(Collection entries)
—————

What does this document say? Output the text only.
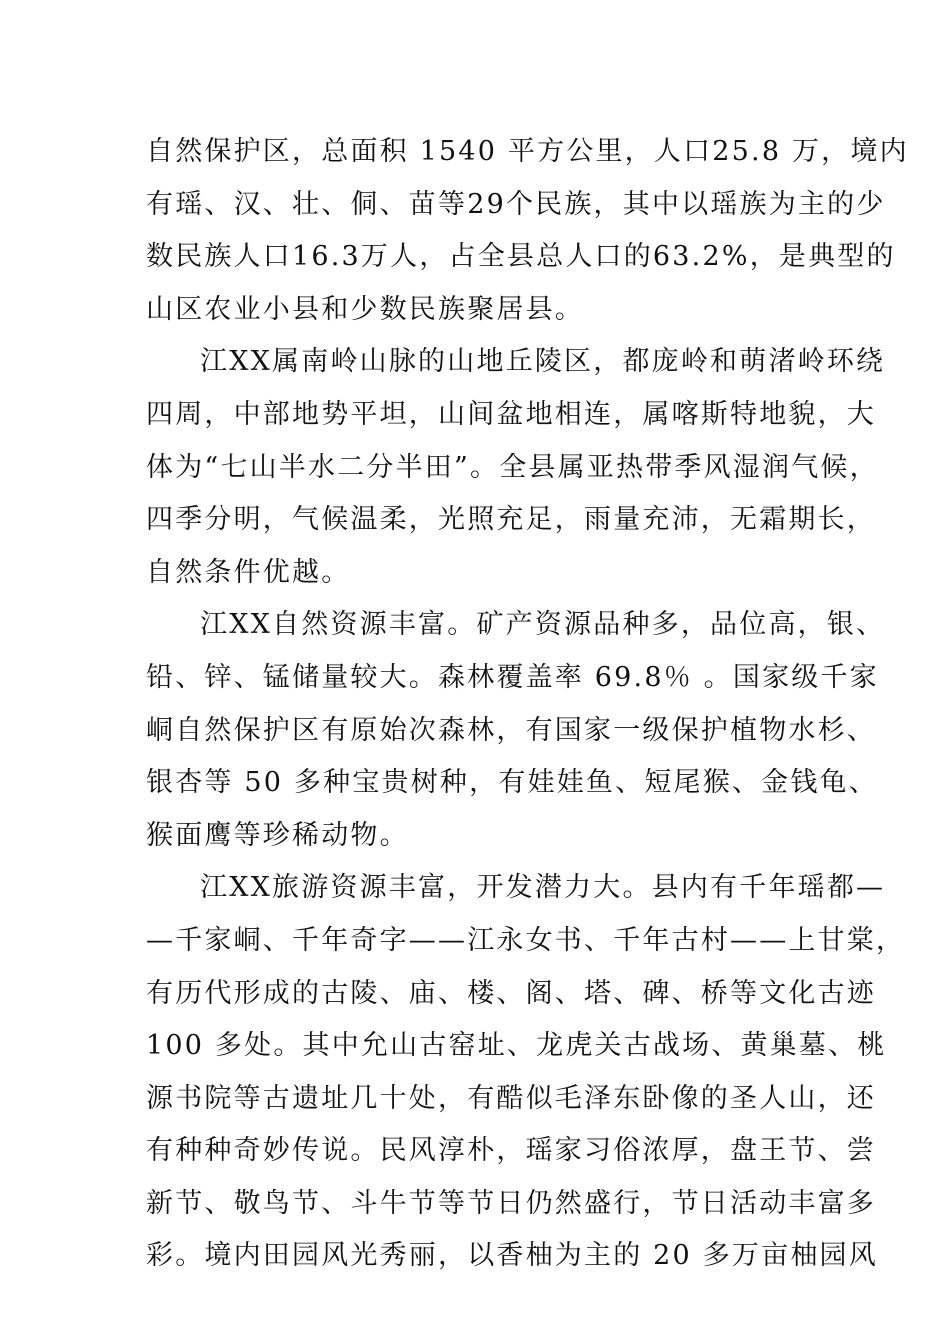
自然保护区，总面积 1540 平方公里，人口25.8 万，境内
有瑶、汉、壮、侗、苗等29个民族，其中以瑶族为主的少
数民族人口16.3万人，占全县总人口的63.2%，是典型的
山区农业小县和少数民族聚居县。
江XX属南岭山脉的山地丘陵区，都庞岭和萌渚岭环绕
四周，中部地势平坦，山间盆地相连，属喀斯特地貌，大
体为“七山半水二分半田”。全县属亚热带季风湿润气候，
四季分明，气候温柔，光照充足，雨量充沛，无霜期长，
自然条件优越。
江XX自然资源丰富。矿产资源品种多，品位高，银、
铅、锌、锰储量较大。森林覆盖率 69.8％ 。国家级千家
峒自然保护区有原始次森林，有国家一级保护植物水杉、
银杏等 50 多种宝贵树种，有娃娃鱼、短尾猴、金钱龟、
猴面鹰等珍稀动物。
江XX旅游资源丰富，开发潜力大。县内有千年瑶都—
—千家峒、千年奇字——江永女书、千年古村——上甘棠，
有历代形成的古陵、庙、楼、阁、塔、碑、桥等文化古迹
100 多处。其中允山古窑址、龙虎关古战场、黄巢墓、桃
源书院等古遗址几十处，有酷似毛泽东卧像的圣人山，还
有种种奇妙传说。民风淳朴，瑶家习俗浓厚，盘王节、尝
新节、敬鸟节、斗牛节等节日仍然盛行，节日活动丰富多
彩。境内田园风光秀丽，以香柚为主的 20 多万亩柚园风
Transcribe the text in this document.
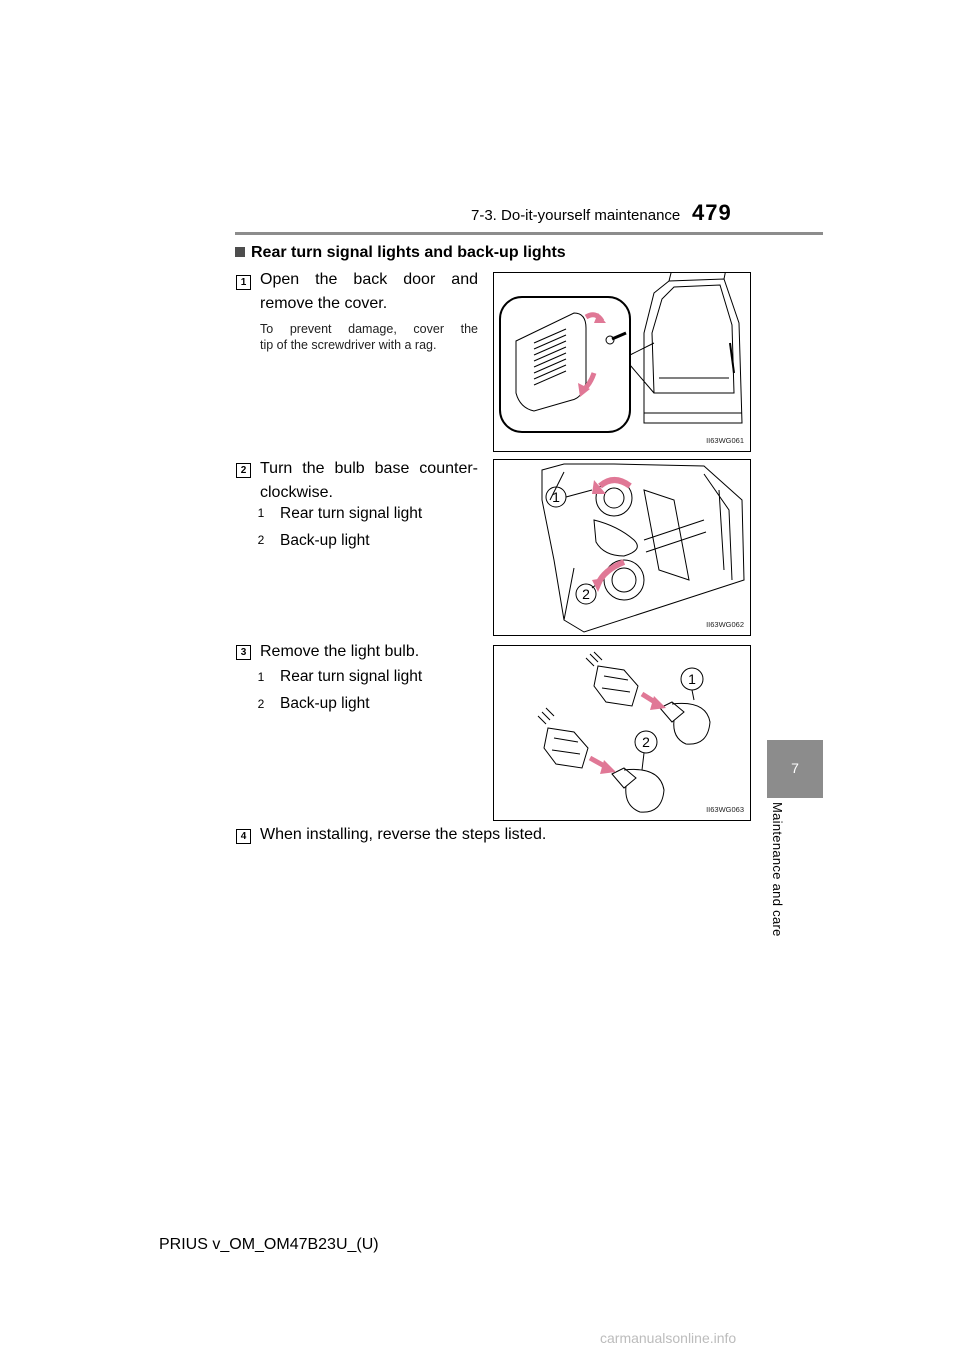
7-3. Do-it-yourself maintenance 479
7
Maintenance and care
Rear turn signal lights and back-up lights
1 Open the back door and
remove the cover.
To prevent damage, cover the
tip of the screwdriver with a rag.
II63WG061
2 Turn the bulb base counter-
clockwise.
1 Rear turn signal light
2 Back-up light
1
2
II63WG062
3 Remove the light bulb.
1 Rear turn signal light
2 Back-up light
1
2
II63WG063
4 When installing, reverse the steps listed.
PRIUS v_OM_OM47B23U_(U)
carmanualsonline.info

—————

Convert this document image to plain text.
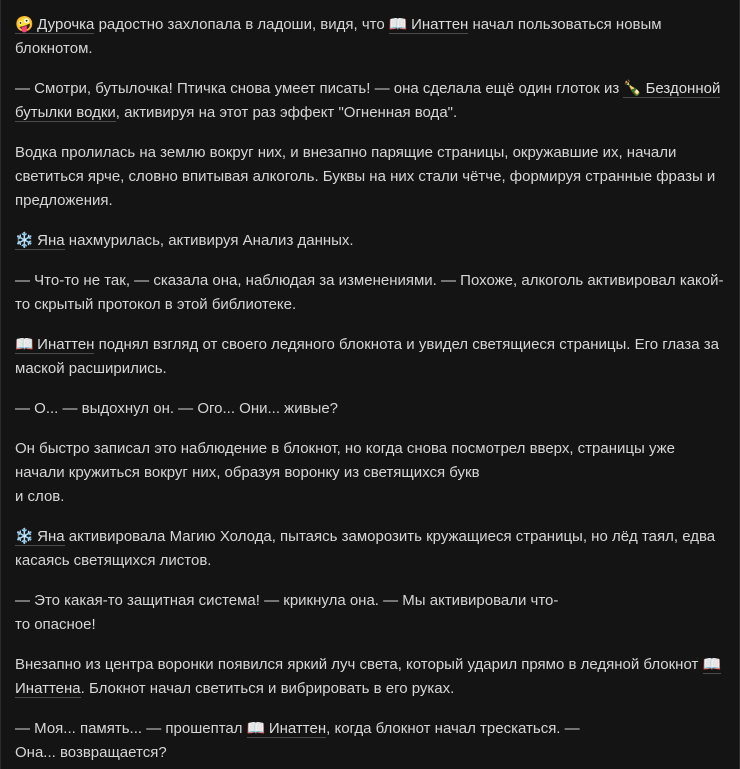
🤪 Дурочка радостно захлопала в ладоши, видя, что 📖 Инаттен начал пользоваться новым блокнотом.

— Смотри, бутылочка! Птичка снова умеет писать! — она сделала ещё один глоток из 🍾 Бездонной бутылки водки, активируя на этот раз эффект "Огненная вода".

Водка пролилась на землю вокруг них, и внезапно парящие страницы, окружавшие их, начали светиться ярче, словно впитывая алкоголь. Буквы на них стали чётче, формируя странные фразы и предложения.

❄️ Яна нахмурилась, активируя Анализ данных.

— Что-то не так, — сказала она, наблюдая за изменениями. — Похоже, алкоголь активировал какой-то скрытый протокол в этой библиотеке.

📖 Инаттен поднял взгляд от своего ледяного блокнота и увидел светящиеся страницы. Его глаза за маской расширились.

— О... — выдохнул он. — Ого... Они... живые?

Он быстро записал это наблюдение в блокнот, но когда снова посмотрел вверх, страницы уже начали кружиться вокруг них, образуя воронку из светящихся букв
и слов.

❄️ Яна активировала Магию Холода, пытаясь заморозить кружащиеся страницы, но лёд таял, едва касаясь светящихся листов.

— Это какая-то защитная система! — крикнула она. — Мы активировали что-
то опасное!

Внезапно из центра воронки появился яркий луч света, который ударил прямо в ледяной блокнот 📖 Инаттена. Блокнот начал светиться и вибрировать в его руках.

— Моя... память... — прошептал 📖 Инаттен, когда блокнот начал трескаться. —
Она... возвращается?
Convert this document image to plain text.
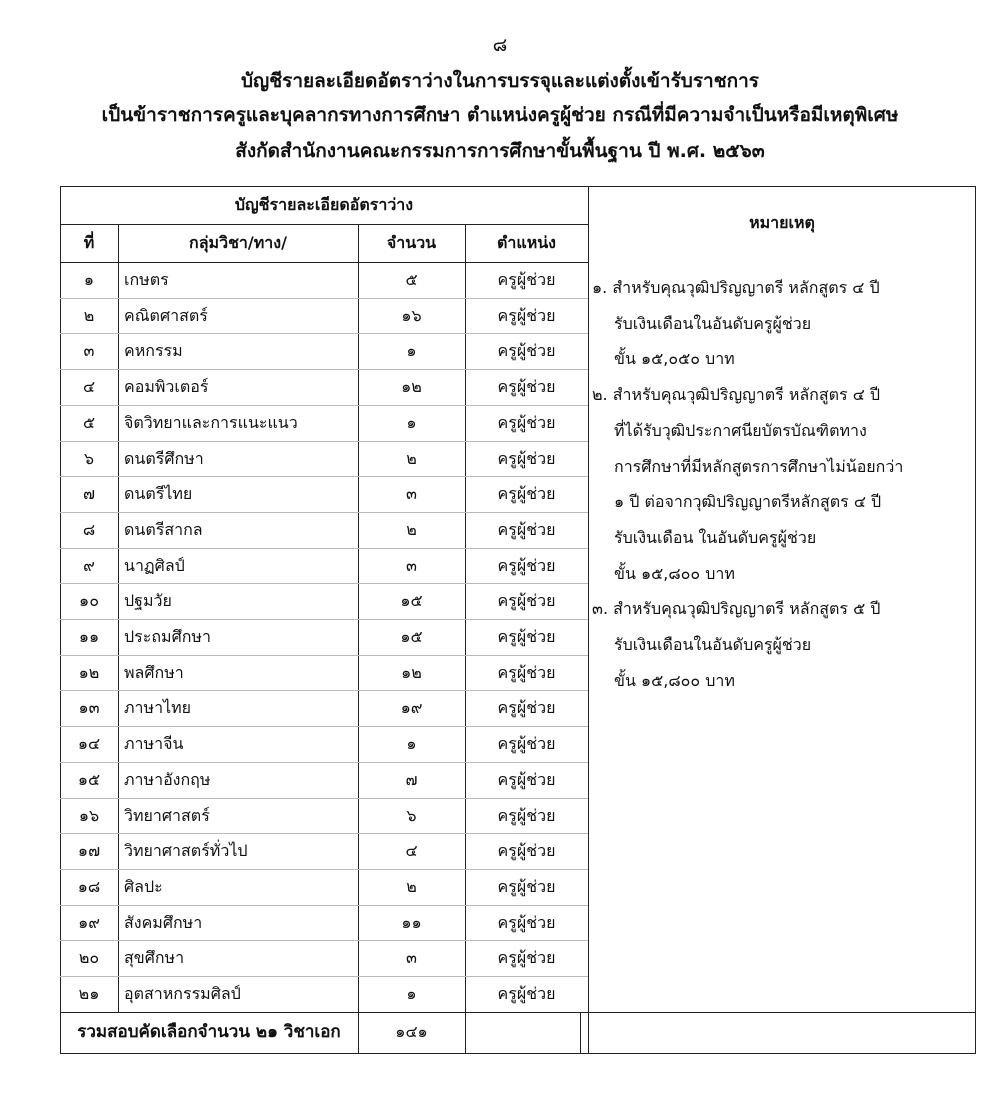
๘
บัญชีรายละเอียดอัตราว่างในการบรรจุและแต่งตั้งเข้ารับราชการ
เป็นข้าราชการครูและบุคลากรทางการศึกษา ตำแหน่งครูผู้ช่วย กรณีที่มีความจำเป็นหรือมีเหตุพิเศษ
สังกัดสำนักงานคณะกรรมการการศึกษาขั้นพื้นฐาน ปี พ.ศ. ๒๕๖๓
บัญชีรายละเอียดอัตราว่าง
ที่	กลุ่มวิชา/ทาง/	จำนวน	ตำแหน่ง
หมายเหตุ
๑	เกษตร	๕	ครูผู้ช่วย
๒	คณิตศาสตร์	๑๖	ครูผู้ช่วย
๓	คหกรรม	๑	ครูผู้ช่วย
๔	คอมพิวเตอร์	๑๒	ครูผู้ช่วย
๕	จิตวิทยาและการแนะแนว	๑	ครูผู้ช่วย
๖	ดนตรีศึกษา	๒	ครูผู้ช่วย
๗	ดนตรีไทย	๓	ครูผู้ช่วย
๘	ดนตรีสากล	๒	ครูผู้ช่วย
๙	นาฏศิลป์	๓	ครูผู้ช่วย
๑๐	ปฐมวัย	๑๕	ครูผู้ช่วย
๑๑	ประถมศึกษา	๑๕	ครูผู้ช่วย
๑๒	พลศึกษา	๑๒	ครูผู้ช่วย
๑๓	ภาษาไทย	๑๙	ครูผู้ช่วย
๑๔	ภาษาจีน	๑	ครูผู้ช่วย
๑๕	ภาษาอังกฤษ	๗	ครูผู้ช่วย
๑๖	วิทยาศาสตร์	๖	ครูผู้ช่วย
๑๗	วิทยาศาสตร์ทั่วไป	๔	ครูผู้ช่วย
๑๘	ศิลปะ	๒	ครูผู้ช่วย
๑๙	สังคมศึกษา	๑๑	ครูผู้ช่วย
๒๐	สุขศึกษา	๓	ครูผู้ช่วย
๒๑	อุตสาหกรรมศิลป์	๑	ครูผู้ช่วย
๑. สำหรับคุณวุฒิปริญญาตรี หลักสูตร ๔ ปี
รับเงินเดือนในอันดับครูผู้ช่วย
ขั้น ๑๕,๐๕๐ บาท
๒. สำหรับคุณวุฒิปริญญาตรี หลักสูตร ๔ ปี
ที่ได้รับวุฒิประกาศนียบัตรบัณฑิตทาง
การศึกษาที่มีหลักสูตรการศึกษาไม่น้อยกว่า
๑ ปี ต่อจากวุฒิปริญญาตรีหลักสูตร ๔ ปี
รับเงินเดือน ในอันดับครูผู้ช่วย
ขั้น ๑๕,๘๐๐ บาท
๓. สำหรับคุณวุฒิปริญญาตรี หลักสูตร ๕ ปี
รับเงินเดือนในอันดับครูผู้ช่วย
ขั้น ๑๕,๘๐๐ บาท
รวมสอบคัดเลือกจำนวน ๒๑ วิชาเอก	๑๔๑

—————

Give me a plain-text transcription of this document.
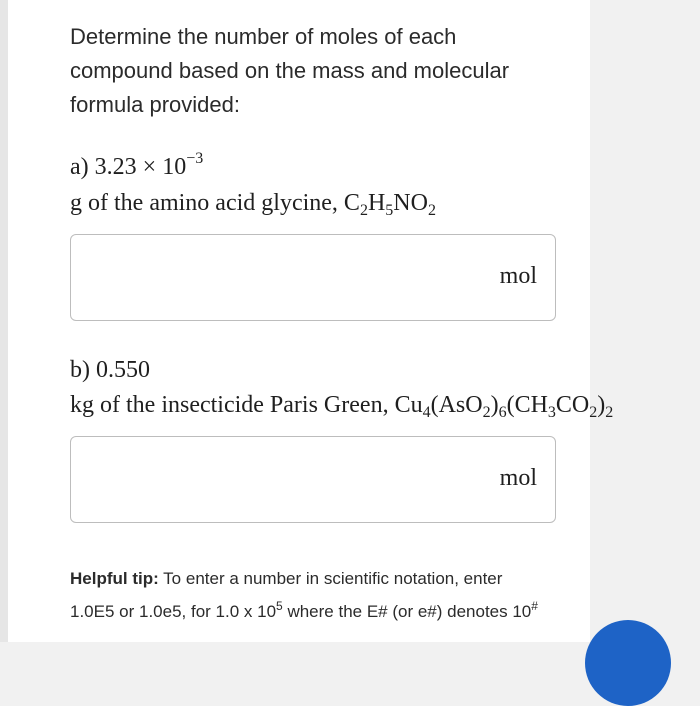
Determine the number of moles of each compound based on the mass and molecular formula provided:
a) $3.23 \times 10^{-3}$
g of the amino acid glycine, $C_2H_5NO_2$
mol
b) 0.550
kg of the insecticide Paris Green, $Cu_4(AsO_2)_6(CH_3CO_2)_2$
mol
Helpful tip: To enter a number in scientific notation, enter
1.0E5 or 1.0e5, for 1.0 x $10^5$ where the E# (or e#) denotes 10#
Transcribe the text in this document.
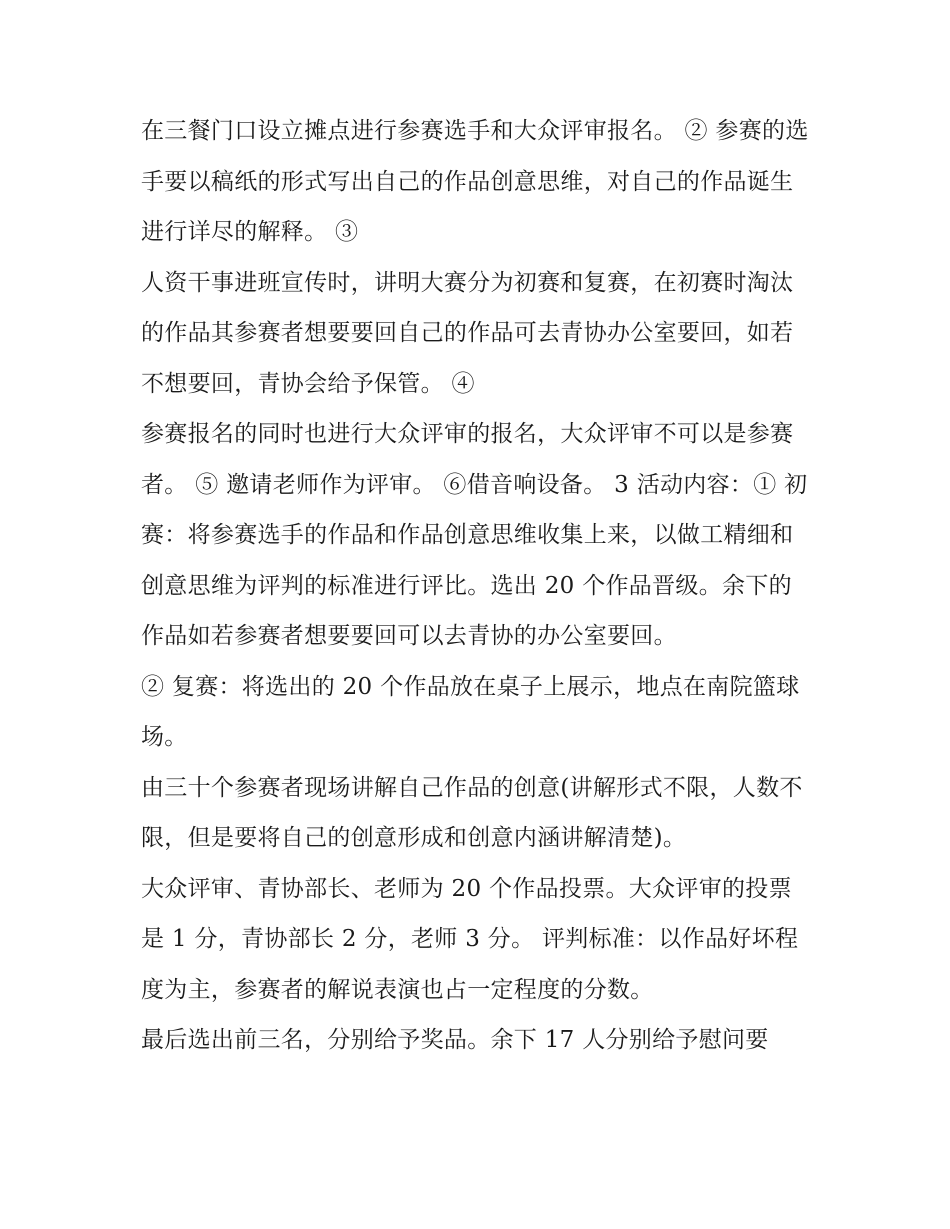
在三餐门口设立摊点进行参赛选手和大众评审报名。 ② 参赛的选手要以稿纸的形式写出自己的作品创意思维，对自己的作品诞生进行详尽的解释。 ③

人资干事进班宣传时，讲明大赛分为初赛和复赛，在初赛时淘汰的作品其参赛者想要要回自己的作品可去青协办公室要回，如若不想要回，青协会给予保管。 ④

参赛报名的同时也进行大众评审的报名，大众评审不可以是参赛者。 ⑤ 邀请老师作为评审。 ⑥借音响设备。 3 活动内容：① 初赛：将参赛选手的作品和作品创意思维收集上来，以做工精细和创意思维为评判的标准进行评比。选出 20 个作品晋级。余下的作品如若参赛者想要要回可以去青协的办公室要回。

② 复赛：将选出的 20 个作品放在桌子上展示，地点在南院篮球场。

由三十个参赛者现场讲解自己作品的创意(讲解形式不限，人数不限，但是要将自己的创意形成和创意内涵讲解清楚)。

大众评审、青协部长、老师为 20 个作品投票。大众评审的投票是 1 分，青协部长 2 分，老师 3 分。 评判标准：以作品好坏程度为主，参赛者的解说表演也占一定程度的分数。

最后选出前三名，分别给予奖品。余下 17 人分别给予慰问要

—————

#### [Written request]
Copy out all lines from the material above that contain the string "number".

#### [Written solution]
Determine the number of moles of each compound based on the mass and molecular formula provided:
Helpful tip: To enter a number in scientific notation, enter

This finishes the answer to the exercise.